Please report every line from the material that contains the word "this".

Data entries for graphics

# # # # #

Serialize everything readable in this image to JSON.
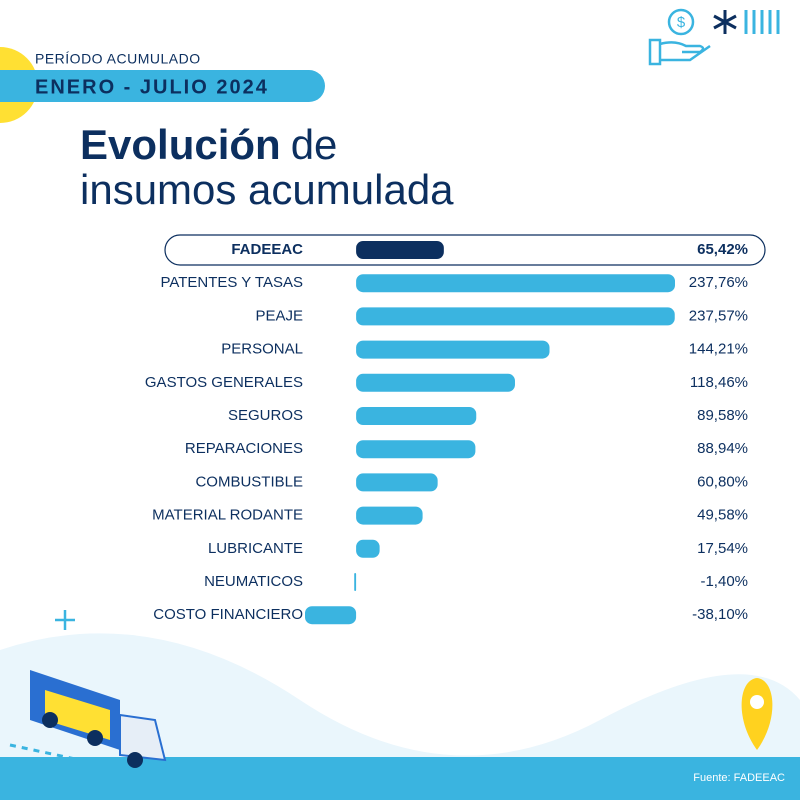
{
  "header": {
    "period_label": "PERÍODO ACUMULADO",
    "period": "ENERO - JULIO 2024",
    "icon_symbol": "$"
  },
  "chart_data": {
    "type": "bar",
    "orientation": "horizontal",
    "title_parts": [
      "Evolución",
      "de",
      "insumos acumulada"
    ],
    "categories": [
      "FADEEAC",
      "PATENTES Y TASAS",
      "PEAJE",
      "PERSONAL",
      "GASTOS GENERALES",
      "SEGUROS",
      "REPARACIONES",
      "COMBUSTIBLE",
      "MATERIAL RODANTE",
      "LUBRICANTE",
      "NEUMATICOS",
      "COSTO FINANCIERO"
    ],
    "values": [
      65.42,
      237.76,
      237.57,
      144.21,
      118.46,
      89.58,
      88.94,
      60.8,
      49.58,
      17.54,
      -1.4,
      -38.1
    ],
    "value_labels": [
      "65,42%",
      "237,76%",
      "237,57%",
      "144,21%",
      "118,46%",
      "89,58%",
      "88,94%",
      "60,80%",
      "49,58%",
      "17,54%",
      "-1,40%",
      "-38,10%"
    ],
    "color": "#3ab4e0",
    "highlight": 0,
    "highlight_color": "#0c2f5f"
  },
  "footer": {
    "source": "Fuente: FADEEAC"
  }
}
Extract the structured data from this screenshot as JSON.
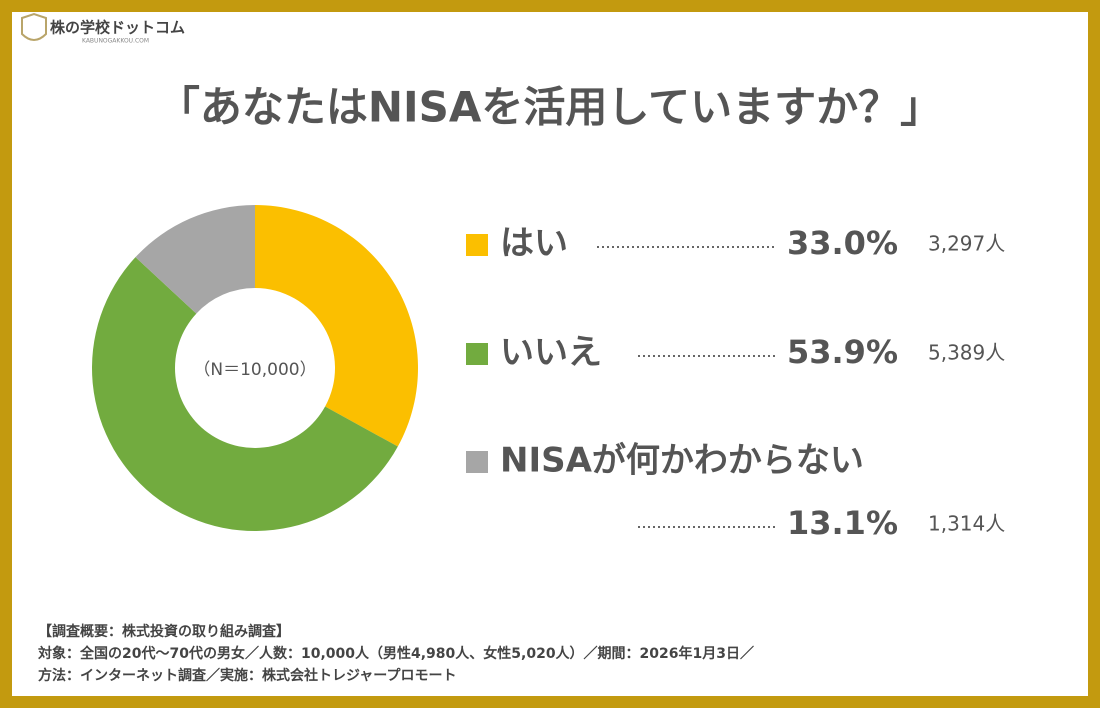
{
  "logo": {
    "name": "株の学校ドットコム",
    "url": "KABUNOGAKKOU.COM"
  },
  "chart_data": {
    "type": "pie",
    "title": "「あなたはNISAを活用していますか？」",
    "annotation": "（N＝10,000）",
    "categories": [
      "はい",
      "いいえ",
      "NISAが何かわからない"
    ],
    "values": [
      33.0,
      53.9,
      13.1
    ],
    "value_labels": [
      "33.0%",
      "53.9%",
      "13.1%"
    ],
    "count_labels": [
      "3,297人",
      "5,389人",
      "1,314人"
    ],
    "colors": [
      "#fbbf00",
      "#72ab3f",
      "#a6a6a6"
    ]
  },
  "footer": [
    "【調査概要：株式投資の取り組み調査】",
    "対象：全国の20代～70代の男女／人数：10,000人（男性4,980人、女性5,020人）／期間：2026年1月3日／",
    "方法：インターネット調査／実施：株式会社トレジャープロモート"
  ]
}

# # # # #

Answer to the exercise:
Serialize everything readable in this image to JSON.
Extract the structured data from this screenshot as JSON.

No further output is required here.